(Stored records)
-----

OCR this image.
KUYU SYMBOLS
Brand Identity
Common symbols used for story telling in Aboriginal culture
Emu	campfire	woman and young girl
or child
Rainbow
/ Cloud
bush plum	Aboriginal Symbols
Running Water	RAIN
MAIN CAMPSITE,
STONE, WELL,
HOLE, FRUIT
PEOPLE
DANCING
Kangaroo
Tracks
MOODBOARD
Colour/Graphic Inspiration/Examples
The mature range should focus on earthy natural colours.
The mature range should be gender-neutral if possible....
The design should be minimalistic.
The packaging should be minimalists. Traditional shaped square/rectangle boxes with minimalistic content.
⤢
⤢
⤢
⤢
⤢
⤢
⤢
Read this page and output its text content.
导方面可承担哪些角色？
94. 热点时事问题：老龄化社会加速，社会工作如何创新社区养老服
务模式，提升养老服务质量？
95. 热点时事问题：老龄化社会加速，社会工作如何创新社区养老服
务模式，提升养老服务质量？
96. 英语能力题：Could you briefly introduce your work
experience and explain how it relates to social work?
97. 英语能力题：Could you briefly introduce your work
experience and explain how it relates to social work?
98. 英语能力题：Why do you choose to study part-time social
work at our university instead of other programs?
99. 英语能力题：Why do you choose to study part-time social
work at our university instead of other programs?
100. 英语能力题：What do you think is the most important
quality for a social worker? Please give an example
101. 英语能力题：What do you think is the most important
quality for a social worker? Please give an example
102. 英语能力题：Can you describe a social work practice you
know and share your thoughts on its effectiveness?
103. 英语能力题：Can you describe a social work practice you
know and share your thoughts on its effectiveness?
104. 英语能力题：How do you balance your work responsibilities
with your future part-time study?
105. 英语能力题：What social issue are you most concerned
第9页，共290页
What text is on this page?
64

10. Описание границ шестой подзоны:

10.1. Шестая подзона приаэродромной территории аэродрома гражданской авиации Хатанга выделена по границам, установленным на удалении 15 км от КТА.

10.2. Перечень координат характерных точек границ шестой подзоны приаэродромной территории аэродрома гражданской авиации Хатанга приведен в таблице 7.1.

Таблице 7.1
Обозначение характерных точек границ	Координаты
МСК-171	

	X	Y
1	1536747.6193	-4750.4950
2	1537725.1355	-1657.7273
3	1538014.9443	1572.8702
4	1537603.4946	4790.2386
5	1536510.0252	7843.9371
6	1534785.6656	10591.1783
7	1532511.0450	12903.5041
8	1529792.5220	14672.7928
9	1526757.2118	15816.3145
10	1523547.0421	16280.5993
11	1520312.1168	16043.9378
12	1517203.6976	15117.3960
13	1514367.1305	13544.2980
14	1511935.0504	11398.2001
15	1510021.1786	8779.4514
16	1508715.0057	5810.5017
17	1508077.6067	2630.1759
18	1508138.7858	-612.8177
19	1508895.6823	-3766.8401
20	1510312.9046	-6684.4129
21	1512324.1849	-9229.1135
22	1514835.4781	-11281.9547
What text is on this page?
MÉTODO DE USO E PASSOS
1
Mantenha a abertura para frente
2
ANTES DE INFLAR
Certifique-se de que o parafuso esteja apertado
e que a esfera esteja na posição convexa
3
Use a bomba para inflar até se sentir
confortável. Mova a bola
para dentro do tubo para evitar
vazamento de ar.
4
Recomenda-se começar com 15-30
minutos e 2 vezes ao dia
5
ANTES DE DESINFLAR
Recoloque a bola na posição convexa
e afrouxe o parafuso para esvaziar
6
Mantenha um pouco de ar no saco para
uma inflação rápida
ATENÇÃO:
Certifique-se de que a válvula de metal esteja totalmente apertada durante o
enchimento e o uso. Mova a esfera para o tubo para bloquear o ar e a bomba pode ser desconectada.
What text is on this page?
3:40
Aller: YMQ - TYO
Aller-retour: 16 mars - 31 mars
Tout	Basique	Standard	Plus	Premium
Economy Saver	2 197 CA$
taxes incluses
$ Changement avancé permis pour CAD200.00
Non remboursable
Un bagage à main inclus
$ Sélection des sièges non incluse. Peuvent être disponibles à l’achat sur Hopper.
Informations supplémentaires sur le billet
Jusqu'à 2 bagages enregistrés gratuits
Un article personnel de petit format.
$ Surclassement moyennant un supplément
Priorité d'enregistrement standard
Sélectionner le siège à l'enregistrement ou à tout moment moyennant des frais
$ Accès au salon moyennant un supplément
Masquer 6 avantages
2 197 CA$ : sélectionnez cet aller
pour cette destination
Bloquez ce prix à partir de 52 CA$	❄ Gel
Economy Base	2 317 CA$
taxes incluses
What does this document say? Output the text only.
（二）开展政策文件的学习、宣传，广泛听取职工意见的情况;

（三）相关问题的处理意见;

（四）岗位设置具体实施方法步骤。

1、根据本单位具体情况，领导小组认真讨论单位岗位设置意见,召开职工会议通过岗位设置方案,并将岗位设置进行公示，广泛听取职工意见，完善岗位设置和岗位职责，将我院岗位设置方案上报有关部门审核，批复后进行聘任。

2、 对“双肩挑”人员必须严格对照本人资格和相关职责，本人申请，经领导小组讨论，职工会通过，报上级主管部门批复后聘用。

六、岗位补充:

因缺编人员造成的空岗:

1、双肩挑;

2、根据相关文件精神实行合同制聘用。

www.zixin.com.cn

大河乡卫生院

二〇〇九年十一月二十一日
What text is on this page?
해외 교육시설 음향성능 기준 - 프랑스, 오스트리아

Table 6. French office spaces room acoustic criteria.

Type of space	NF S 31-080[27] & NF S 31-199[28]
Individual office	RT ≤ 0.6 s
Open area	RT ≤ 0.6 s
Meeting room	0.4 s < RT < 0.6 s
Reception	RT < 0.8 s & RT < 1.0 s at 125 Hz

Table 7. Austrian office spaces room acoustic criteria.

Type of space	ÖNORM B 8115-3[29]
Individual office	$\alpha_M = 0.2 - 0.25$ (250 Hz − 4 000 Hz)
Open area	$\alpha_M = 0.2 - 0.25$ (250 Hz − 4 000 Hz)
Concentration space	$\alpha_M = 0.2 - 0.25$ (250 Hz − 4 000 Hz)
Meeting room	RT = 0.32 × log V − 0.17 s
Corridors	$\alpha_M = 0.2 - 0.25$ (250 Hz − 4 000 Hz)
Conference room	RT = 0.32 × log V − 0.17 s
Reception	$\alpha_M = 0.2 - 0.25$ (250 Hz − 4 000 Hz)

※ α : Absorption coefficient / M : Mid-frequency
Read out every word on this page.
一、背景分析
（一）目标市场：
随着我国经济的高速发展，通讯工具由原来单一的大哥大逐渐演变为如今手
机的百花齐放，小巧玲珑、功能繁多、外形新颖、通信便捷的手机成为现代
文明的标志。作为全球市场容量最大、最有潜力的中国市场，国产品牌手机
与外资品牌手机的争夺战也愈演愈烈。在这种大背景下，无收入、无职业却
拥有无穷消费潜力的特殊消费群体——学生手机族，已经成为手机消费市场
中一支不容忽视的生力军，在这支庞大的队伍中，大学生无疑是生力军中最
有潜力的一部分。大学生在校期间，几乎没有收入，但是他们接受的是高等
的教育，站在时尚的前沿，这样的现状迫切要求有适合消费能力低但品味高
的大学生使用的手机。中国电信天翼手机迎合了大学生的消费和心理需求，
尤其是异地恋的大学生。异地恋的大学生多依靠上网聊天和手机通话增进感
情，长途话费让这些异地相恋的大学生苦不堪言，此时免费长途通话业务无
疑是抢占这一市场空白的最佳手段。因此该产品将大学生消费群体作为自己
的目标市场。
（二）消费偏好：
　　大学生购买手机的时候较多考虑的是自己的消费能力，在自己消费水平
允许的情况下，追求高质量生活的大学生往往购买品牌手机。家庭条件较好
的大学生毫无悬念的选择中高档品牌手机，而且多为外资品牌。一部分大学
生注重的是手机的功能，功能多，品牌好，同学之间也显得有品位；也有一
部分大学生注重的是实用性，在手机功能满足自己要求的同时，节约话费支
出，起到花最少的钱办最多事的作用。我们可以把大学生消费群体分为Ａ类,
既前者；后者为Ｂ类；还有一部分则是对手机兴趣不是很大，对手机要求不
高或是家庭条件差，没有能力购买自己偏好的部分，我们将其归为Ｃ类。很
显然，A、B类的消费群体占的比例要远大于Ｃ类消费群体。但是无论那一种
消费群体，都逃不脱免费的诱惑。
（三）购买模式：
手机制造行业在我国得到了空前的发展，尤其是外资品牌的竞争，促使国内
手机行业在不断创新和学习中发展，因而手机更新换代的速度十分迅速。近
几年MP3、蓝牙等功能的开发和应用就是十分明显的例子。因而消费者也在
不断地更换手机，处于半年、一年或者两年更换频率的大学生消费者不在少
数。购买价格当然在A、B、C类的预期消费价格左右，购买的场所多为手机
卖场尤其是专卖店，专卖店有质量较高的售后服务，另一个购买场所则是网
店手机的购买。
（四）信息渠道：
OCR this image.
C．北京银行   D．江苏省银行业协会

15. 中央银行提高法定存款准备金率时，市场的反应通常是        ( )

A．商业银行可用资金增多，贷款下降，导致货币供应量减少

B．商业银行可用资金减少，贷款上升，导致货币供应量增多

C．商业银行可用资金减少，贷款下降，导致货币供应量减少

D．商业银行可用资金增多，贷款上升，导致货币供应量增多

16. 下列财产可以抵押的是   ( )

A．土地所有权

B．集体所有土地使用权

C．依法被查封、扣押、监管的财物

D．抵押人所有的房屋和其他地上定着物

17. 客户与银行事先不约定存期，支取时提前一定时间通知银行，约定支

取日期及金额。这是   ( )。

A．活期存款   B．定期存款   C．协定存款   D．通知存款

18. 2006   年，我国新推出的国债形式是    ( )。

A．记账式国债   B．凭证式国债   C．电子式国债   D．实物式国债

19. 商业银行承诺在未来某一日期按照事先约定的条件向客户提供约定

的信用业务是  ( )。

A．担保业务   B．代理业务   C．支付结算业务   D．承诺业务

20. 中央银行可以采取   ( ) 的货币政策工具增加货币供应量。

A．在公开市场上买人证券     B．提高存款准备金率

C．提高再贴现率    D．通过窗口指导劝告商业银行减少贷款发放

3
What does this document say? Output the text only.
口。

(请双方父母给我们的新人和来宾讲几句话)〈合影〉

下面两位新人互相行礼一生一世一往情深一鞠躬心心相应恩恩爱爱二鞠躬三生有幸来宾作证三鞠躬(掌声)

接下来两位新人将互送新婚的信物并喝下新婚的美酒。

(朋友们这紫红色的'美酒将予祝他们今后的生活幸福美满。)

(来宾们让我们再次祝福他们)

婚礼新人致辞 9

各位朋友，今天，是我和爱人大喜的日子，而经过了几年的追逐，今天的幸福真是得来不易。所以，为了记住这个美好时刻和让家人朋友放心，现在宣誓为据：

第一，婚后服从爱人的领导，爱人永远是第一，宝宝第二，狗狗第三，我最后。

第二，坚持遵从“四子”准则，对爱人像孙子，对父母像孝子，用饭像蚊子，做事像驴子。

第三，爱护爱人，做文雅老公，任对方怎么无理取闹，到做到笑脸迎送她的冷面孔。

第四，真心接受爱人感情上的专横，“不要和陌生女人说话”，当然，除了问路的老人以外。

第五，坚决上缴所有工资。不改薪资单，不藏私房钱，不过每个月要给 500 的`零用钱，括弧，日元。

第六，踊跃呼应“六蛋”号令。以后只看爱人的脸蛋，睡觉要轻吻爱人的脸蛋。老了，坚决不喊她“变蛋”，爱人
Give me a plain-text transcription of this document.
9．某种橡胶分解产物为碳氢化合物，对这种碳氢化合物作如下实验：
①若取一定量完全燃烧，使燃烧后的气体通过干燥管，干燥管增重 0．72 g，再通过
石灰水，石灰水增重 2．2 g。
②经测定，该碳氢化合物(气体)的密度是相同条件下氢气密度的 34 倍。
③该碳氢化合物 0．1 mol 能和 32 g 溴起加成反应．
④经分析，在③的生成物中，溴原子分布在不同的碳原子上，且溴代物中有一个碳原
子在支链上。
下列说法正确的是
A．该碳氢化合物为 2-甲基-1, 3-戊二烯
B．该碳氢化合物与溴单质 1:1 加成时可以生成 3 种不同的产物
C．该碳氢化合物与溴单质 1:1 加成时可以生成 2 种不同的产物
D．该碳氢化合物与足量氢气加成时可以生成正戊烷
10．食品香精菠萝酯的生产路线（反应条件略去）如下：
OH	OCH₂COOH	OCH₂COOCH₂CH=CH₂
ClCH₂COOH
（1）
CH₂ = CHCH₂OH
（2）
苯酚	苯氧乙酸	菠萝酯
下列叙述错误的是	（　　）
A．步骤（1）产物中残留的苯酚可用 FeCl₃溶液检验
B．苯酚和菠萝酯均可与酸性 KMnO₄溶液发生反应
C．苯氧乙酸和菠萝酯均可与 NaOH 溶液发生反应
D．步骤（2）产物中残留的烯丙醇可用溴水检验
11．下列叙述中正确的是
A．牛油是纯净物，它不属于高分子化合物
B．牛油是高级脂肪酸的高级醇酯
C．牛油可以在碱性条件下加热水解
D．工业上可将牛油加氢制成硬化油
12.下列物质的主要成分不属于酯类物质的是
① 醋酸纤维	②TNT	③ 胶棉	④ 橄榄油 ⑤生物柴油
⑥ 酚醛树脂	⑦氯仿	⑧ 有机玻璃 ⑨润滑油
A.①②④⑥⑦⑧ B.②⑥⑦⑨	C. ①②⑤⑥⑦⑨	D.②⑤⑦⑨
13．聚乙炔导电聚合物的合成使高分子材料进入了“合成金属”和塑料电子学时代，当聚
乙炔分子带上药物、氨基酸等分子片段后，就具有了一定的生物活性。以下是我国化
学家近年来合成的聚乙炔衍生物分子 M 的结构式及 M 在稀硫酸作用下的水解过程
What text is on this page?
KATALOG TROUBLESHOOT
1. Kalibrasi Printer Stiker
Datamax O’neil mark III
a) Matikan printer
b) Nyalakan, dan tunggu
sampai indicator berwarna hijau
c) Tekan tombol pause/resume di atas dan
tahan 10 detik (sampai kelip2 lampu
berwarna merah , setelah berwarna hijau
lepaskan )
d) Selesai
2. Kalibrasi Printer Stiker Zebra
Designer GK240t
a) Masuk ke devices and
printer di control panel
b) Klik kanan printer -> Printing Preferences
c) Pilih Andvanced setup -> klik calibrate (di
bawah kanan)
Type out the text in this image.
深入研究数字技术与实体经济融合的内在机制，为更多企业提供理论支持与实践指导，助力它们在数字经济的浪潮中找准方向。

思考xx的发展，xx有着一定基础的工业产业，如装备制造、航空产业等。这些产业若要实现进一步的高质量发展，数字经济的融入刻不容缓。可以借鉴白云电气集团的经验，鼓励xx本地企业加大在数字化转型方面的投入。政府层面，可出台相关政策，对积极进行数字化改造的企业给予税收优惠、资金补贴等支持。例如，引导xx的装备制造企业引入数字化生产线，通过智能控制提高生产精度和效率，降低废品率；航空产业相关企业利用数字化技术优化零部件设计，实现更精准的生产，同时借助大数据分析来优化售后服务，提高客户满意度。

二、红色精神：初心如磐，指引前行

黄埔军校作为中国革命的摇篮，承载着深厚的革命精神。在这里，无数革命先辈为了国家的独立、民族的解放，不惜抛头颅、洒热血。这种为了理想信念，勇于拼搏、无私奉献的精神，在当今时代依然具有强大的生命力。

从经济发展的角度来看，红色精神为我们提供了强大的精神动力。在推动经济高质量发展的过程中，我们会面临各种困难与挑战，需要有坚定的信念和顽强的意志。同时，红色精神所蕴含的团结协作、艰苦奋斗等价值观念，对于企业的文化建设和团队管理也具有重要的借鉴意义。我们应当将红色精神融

-----

• _Set exercise_
Keep only those lines of the records that hold "Stiker", and return them.

• _The answer_
1. Kalibrasi Printer Stiker
2. Kalibrasi Printer Stiker Zebra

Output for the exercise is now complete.